### TASK REQUIREMENTS
Identify and pull out each line of the entries in which "JSON" occurs.

(Dataset records)
....
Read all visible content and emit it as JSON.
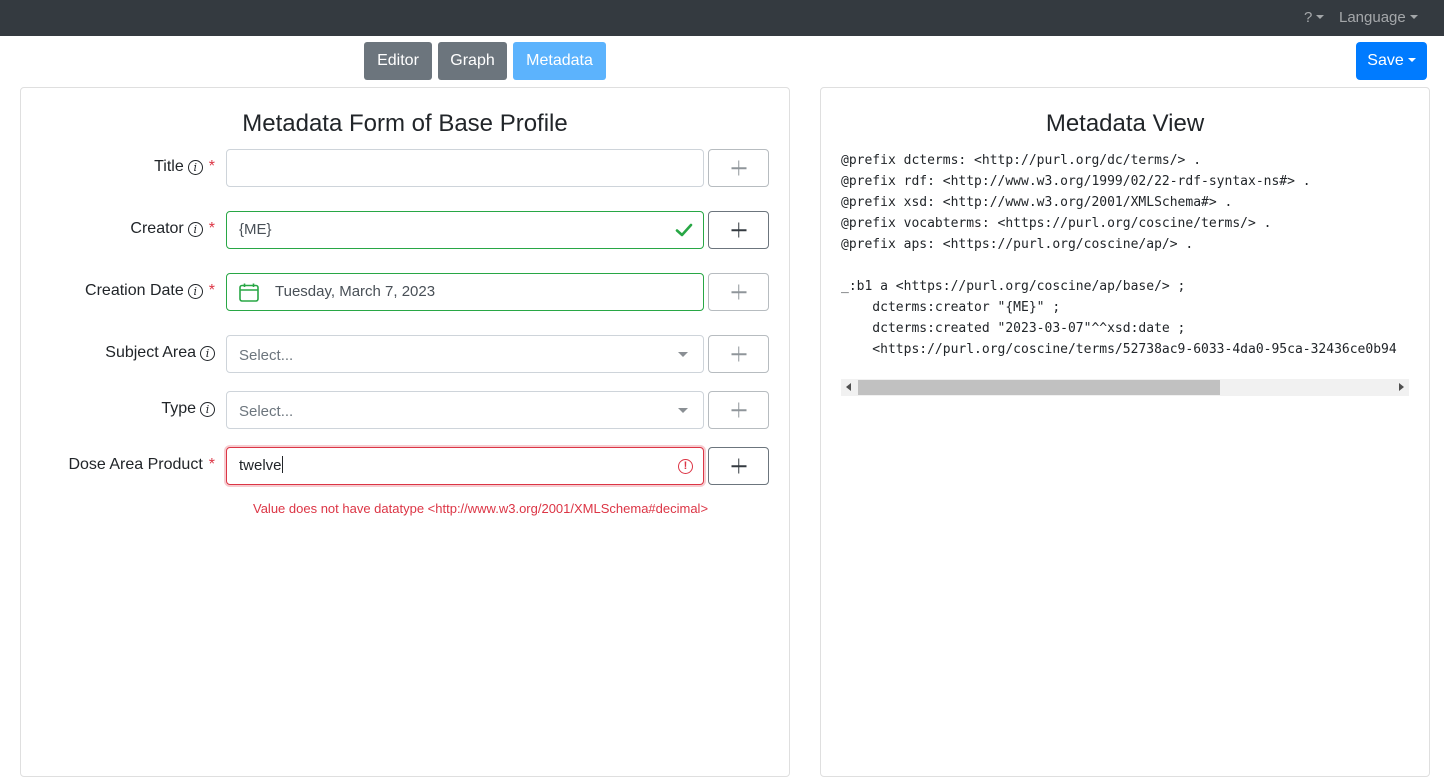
{
  "navbar": {
    "help_label": "?",
    "language_label": "Language"
  },
  "tabs": [
    {
      "label": "Editor"
    },
    {
      "label": "Graph"
    },
    {
      "label": "Metadata",
      "active": true
    }
  ],
  "save_label": "Save",
  "form": {
    "title": "Metadata Form of Base Profile",
    "required_mark": "*",
    "info_glyph": "i",
    "fields": {
      "title": {
        "label": "Title",
        "value": ""
      },
      "creator": {
        "label": "Creator",
        "value": "{ME}"
      },
      "creation_date": {
        "label": "Creation Date",
        "value": "Tuesday, March 7, 2023"
      },
      "subject_area": {
        "label": "Subject Area",
        "placeholder": "Select..."
      },
      "type": {
        "label": "Type",
        "placeholder": "Select..."
      },
      "dose_area_product": {
        "label": "Dose Area Product",
        "value": "twelve"
      }
    },
    "error_message": "Value does not have datatype <http://www.w3.org/2001/XMLSchema#decimal>",
    "error_glyph": "!"
  },
  "metadata_view": {
    "title": "Metadata View",
    "code": "@prefix dcterms: <http://purl.org/dc/terms/> .\n@prefix rdf: <http://www.w3.org/1999/02/22-rdf-syntax-ns#> .\n@prefix xsd: <http://www.w3.org/2001/XMLSchema#> .\n@prefix vocabterms: <https://purl.org/coscine/terms/> .\n@prefix aps: <https://purl.org/coscine/ap/> .\n\n_:b1 a <https://purl.org/coscine/ap/base/> ;\n    dcterms:creator \"{ME}\" ;\n    dcterms:created \"2023-03-07\"^^xsd:date ;\n    <https://purl.org/coscine/terms/52738ac9-6033-4da0-95ca-32436ce0b94"
  },
  "colors": {
    "navbar": "#343a40",
    "primary": "#007bff",
    "secondary": "#6c757d",
    "active_tab": "#5cb3fd",
    "valid": "#28a745",
    "invalid": "#dc3545"
  }
}
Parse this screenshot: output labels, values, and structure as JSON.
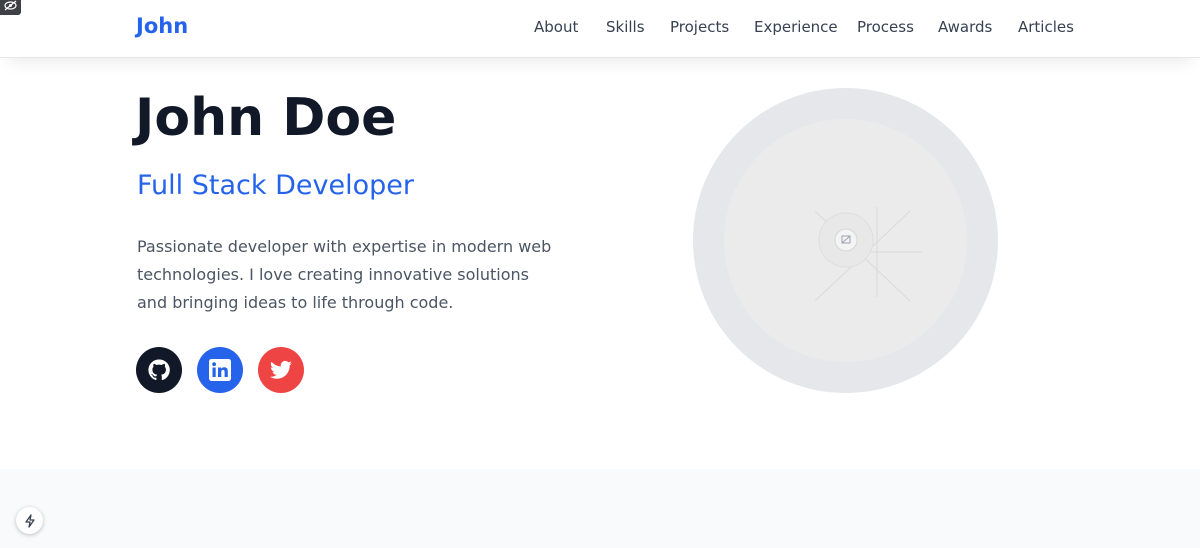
{
  "header": {
    "brand": "John",
    "nav": [
      "About",
      "Skills",
      "Projects",
      "Experience",
      "Process",
      "Awards",
      "Articles"
    ]
  },
  "hero": {
    "name": "John Doe",
    "role": "Full Stack Developer",
    "description": "Passionate developer with expertise in modern web technologies. I love creating innovative solutions and bringing ideas to life through code."
  },
  "social": [
    {
      "icon": "github-icon",
      "color": "#111827"
    },
    {
      "icon": "linkedin-icon",
      "color": "#2563eb"
    },
    {
      "icon": "twitter-icon",
      "color": "#ef4444"
    }
  ],
  "colors": {
    "accent": "#2563eb",
    "dark": "#111827",
    "twitter": "#ef4444"
  }
}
....
### FULL ANSWER
Read all visible content and emit it as JSON.
Parse this screenshot: output labels, values, and structure as JSON.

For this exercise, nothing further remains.